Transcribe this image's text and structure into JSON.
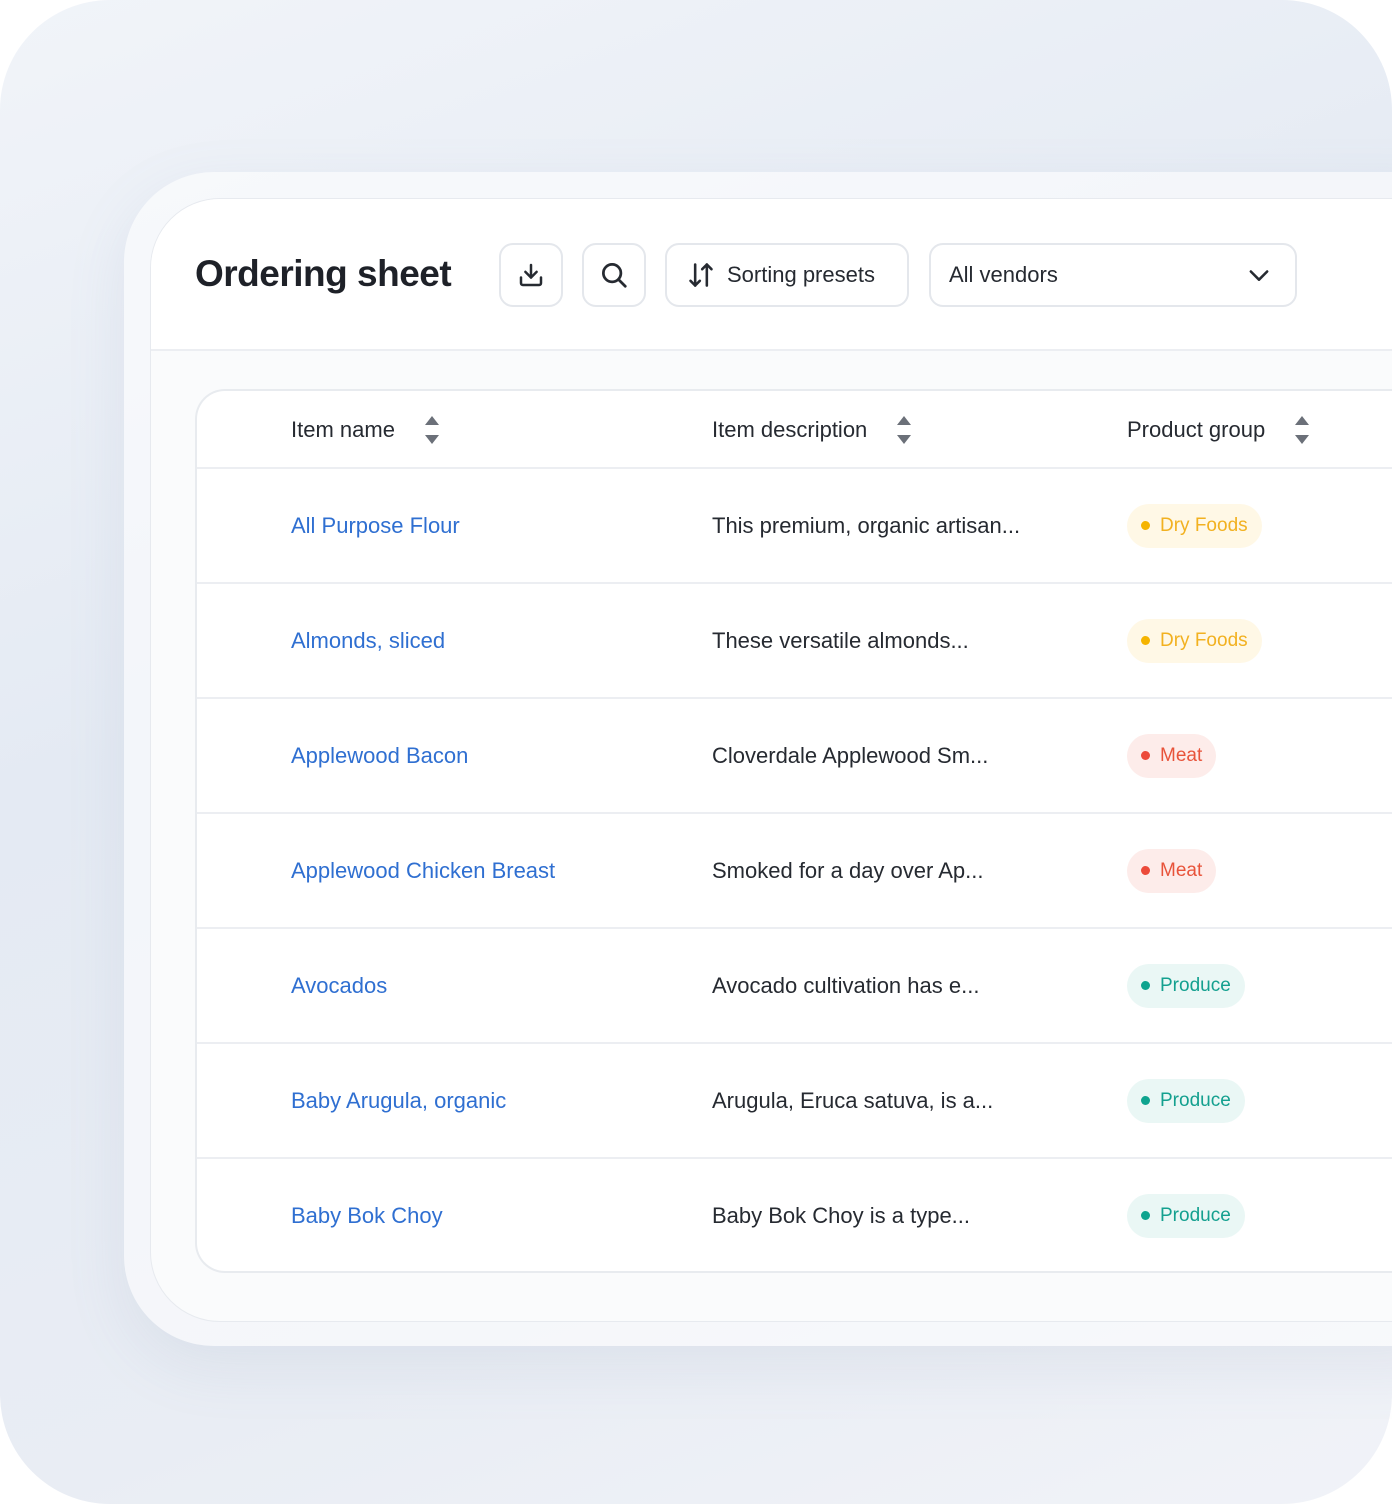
{
  "header": {
    "title": "Ordering sheet",
    "sorting_presets_label": "Sorting presets",
    "vendor_filter": {
      "selected": "All vendors"
    },
    "icons": {
      "download": "download-icon",
      "search": "search-icon",
      "sort": "sort-arrows-icon",
      "chevron": "chevron-down-icon"
    }
  },
  "table": {
    "columns": [
      {
        "label": "Item name"
      },
      {
        "label": "Item description"
      },
      {
        "label": "Product group"
      }
    ],
    "rows": [
      {
        "name": "All Purpose Flour",
        "description": "This premium, organic artisan...",
        "group": "Dry Foods"
      },
      {
        "name": "Almonds, sliced",
        "description": "These versatile almonds...",
        "group": "Dry Foods"
      },
      {
        "name": "Applewood Bacon",
        "description": "Cloverdale Applewood Sm...",
        "group": "Meat"
      },
      {
        "name": "Applewood Chicken Breast",
        "description": "Smoked for a day over Ap...",
        "group": "Meat"
      },
      {
        "name": "Avocados",
        "description": "Avocado cultivation has e...",
        "group": "Produce"
      },
      {
        "name": "Baby Arugula, organic",
        "description": "Arugula, Eruca satuva, is a...",
        "group": "Produce"
      },
      {
        "name": "Baby Bok Choy",
        "description": "Baby Bok Choy is a type...",
        "group": "Produce"
      }
    ]
  },
  "group_colors": {
    "Dry Foods": {
      "text": "#f2b120",
      "dot": "#f5b400",
      "bg": "#fff8e6"
    },
    "Meat": {
      "text": "#e8533a",
      "dot": "#ec4a3a",
      "bg": "#fdecea"
    },
    "Produce": {
      "text": "#14a08f",
      "dot": "#0fa48f",
      "bg": "#eaf7f5"
    }
  },
  "colors": {
    "link": "#2f6fd1",
    "text": "#262a31",
    "border": "#e4e7ec"
  }
}
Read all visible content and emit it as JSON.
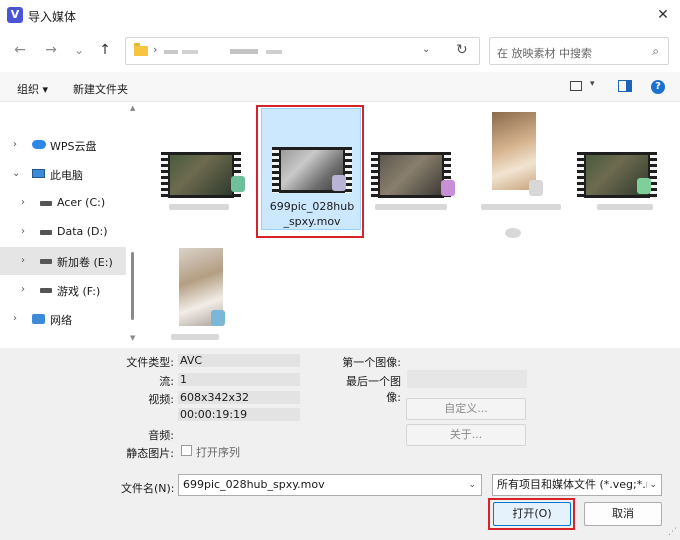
{
  "window": {
    "title": "导入媒体",
    "logo_letter": "V",
    "close": "✕"
  },
  "nav": {
    "back": "←",
    "forward": "→",
    "history": "⌄",
    "up": "↑",
    "path_chevron": "›",
    "path_dropdown": "⌄",
    "refresh": "↻"
  },
  "search": {
    "placeholder": "在 放映素材 中搜索",
    "icon": "⌕"
  },
  "toolbar": {
    "organize": "组织 ▾",
    "new_folder": "新建文件夹",
    "view_dropdown": "▾",
    "help": "?"
  },
  "sidebar": {
    "items": [
      {
        "chevron": "›",
        "label": "WPS云盘",
        "icon": "cloud-icon"
      },
      {
        "chevron": "⌄",
        "label": "此电脑",
        "icon": "computer-icon"
      },
      {
        "chevron": "›",
        "label": "Acer (C:)",
        "icon": "drive-icon"
      },
      {
        "chevron": "›",
        "label": "Data (D:)",
        "icon": "drive-icon"
      },
      {
        "chevron": "›",
        "label": "新加卷 (E:)",
        "icon": "drive-icon",
        "selected": true
      },
      {
        "chevron": "›",
        "label": "游戏 (F:)",
        "icon": "drive-icon"
      },
      {
        "chevron": "›",
        "label": "网络",
        "icon": "network-icon"
      }
    ],
    "scroll_up": "▲",
    "scroll_down": "▼"
  },
  "files": {
    "selected_name": "699pic_028hub_spxy.mov",
    "selected_name_line1": "699pic_028hub",
    "selected_name_line2": "_spxy.mov"
  },
  "info": {
    "labels": {
      "file_type": "文件类型:",
      "stream": "流:",
      "video": "视频:",
      "audio": "音频:",
      "still": "静态图片:",
      "first_image": "第一个图像:",
      "last_image": "最后一个图像:"
    },
    "values": {
      "file_type": "AVC",
      "stream": "1",
      "video": "608x342x32",
      "duration": "00:00:19:19"
    },
    "customize_button": "自定义...",
    "about_button": "关于...",
    "open_sequence": "打开序列"
  },
  "footer": {
    "filename_label": "文件名(N):",
    "filename_value": "699pic_028hub_spxy.mov",
    "filetype_value": "所有项目和媒体文件 (*.veg;*.m",
    "dropdown": "⌄",
    "open_button": "打开(O)",
    "cancel_button": "取消",
    "resize_grip": "⋰"
  }
}
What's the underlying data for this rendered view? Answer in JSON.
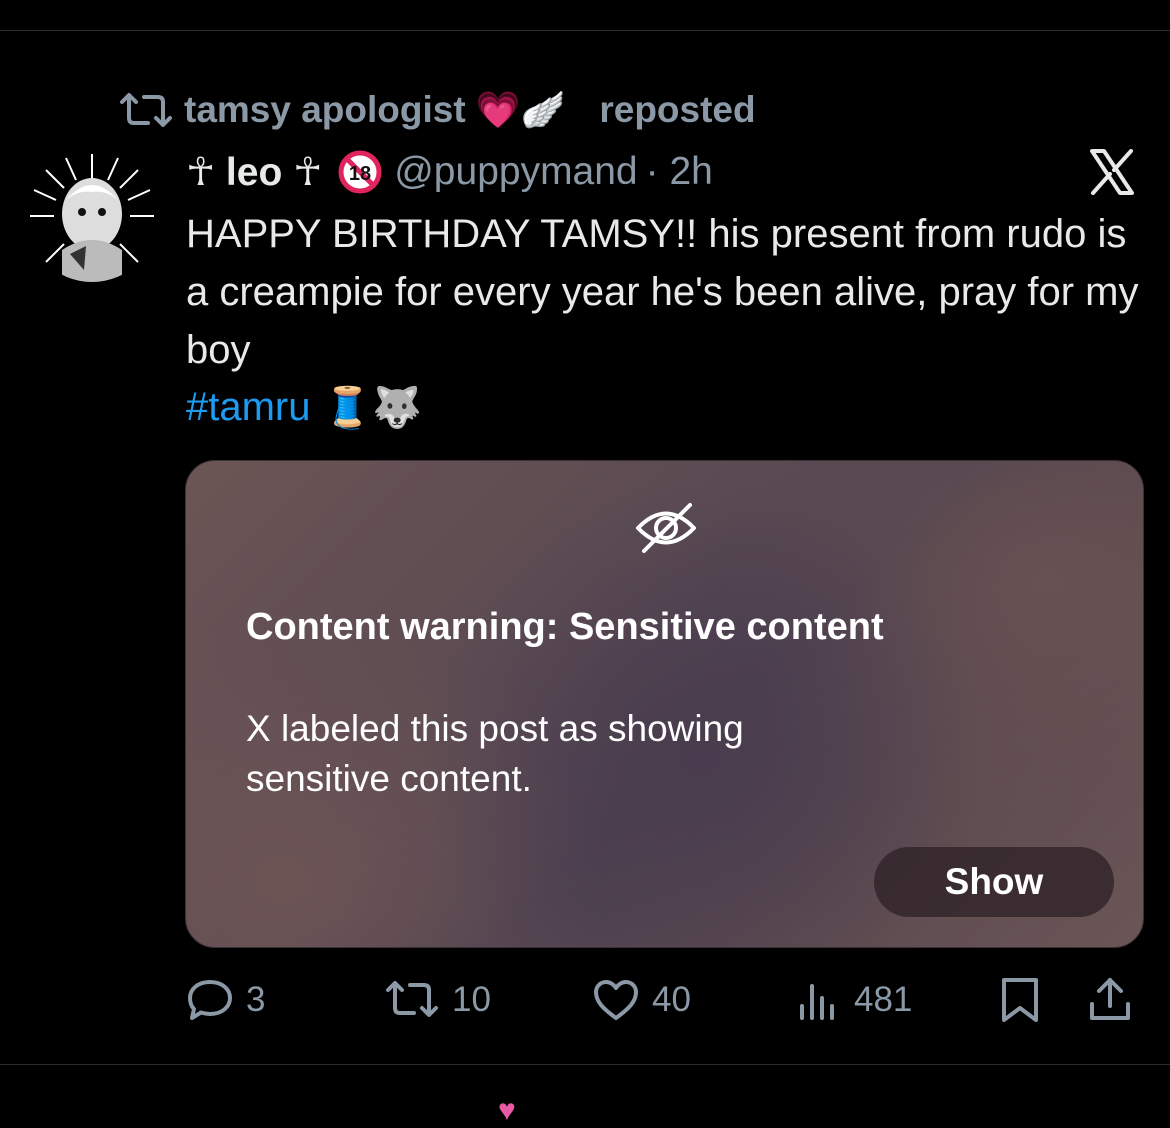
{
  "repost": {
    "reposter_name": "tamsy apologist",
    "emoji": "💗🪽",
    "verb": "reposted"
  },
  "post": {
    "display_name": "☥ leo ☥",
    "badge_text": "18",
    "handle": "@puppymand",
    "time": "· 2h",
    "text": "HAPPY BIRTHDAY TAMSY!! his present from rudo is a creampie for every year he's been alive, pray for my boy",
    "hashtag": "#tamru",
    "hashtag_emoji": "🧵🐺"
  },
  "content_warning": {
    "title": "Content warning: Sensitive content",
    "body": "X labeled this post as showing sensitive content.",
    "show_label": "Show"
  },
  "actions": {
    "replies": "3",
    "reposts": "10",
    "likes": "40",
    "views": "481"
  },
  "icons": {
    "repost": "repost-icon",
    "reply": "reply-icon",
    "like": "heart-icon",
    "views": "views-icon",
    "bookmark": "bookmark-icon",
    "share": "share-icon",
    "platform": "x-logo-icon",
    "sensitive": "eye-off-icon"
  },
  "colors": {
    "background": "#000000",
    "muted": "#8b98a5",
    "hashtag": "#1d9bf0",
    "text": "#e7e9ea"
  }
}
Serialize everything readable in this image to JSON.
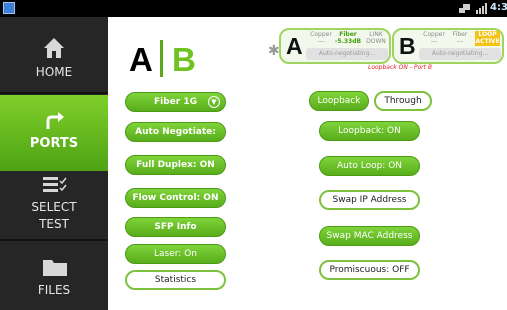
{
  "statusbar": {
    "time": "4:3",
    "app_icon": "app-icon",
    "wifi_icon": "wifi-icon",
    "signal_icon": "signal-icon"
  },
  "sidebar": {
    "items": [
      {
        "label": "HOME",
        "icon": "home-icon"
      },
      {
        "label": "PORTS",
        "icon": "ports-icon",
        "active": true
      },
      {
        "label_line1": "SELECT",
        "label_line2": "TEST",
        "icon": "select-test-icon"
      },
      {
        "label": "FILES",
        "icon": "folder-icon"
      }
    ],
    "active_color": "#5fb51d"
  },
  "header": {
    "port_a": "A",
    "port_b": "B",
    "bluetooth_icon": "bluetooth-icon",
    "card_a": {
      "letter": "A",
      "copper": "Copper",
      "copper_value": "---",
      "fiber": "Fiber",
      "fiber_value": "-5.33dB",
      "link_line1": "LINK",
      "link_line2": "DOWN",
      "negotiation": "Auto-negotiating..."
    },
    "card_b": {
      "letter": "B",
      "copper": "Copper",
      "copper_value": "---",
      "fiber": "Fiber",
      "fiber_value": "---",
      "link_line1": "LOOP",
      "link_line2": "ACTIVE",
      "negotiation": "Auto-negotiating..."
    },
    "port_status": "Loopback ON - Port B"
  },
  "left_controls": {
    "fiber": "Fiber 1G",
    "auto_negotiate": "Auto Negotiate: ON",
    "full_duplex": "Full Duplex: ON",
    "flow_control": "Flow Control: ON",
    "sfp_info": "SFP Info",
    "laser": "Laser: On",
    "statistics": "Statistics"
  },
  "right_controls": {
    "mode_loopback": "Loopback",
    "mode_through": "Through",
    "loopback": "Loopback: ON",
    "auto_loop": "Auto Loop: ON",
    "swap_ip": "Swap IP Address",
    "swap_mac": "Swap MAC Address",
    "promiscuous": "Promiscuous: OFF"
  },
  "colors": {
    "accent_green": "#6fc21f",
    "status_red": "#e0242a",
    "link_amber": "#f4c316",
    "sidebar_bg": "#262626"
  }
}
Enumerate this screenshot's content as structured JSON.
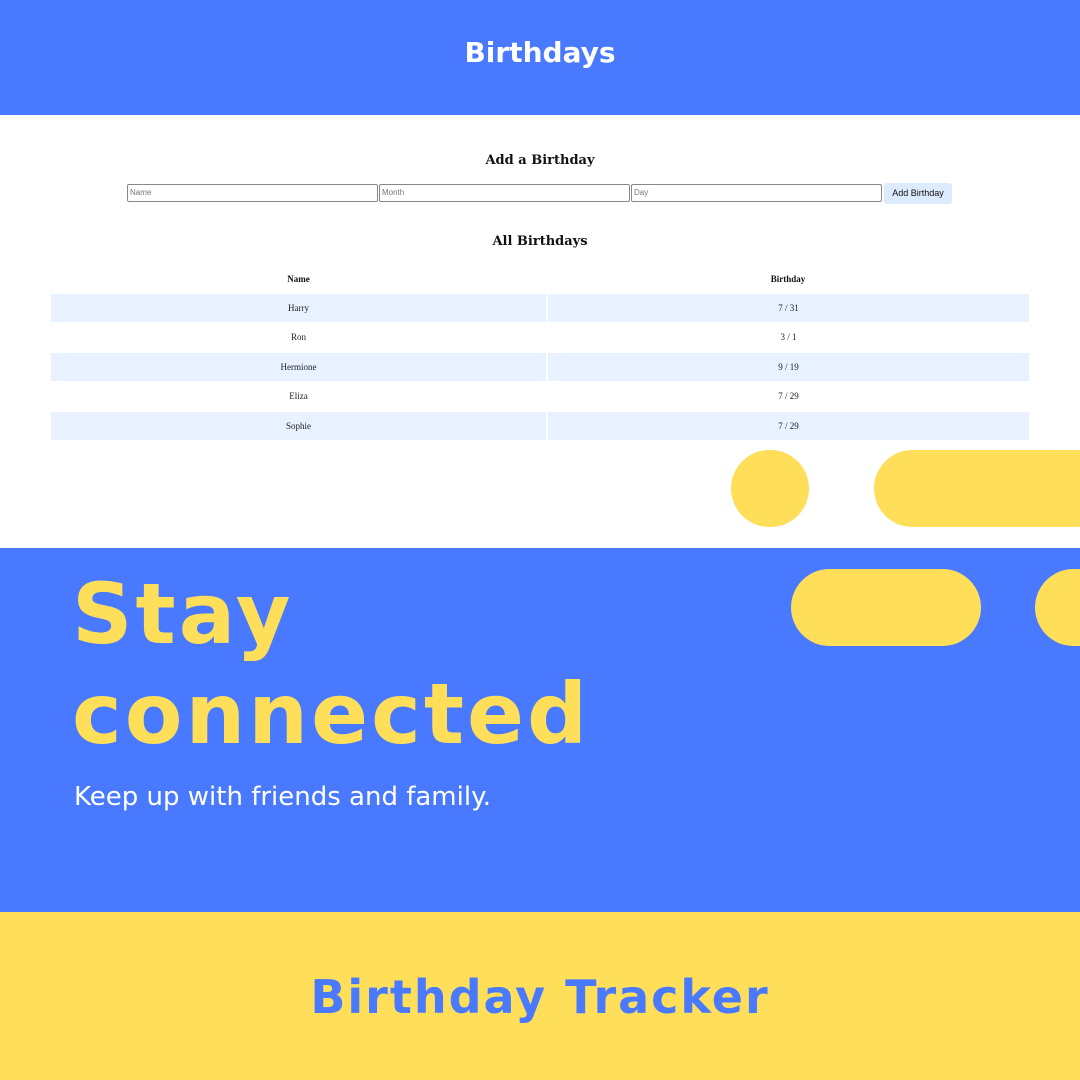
{
  "header": {
    "title": "Birthdays"
  },
  "add_section": {
    "heading": "Add a Birthday",
    "name_placeholder": "Name",
    "month_placeholder": "Month",
    "day_placeholder": "Day",
    "button_label": "Add Birthday"
  },
  "list_section": {
    "heading": "All Birthdays",
    "columns": [
      "Name",
      "Birthday"
    ],
    "rows": [
      {
        "name": "Harry",
        "birthday": "7 / 31"
      },
      {
        "name": "Ron",
        "birthday": "3 / 1"
      },
      {
        "name": "Hermione",
        "birthday": "9 / 19"
      },
      {
        "name": "Eliza",
        "birthday": "7 / 29"
      },
      {
        "name": "Sophie",
        "birthday": "7 / 29"
      }
    ]
  },
  "promo": {
    "headline_line1": "Stay",
    "headline_line2": "connected",
    "tagline": "Keep up with friends and family."
  },
  "footer": {
    "title": "Birthday Tracker"
  },
  "colors": {
    "brand_blue": "#4879FE",
    "accent_yellow": "#FFDE59",
    "row_shade": "#E8F1FF",
    "button_bg": "#DDEBFF"
  }
}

**DIRECTION**.
Report how many lines of the records above contain the word "description", and give only that number.

**TASK SOLUTION**.
8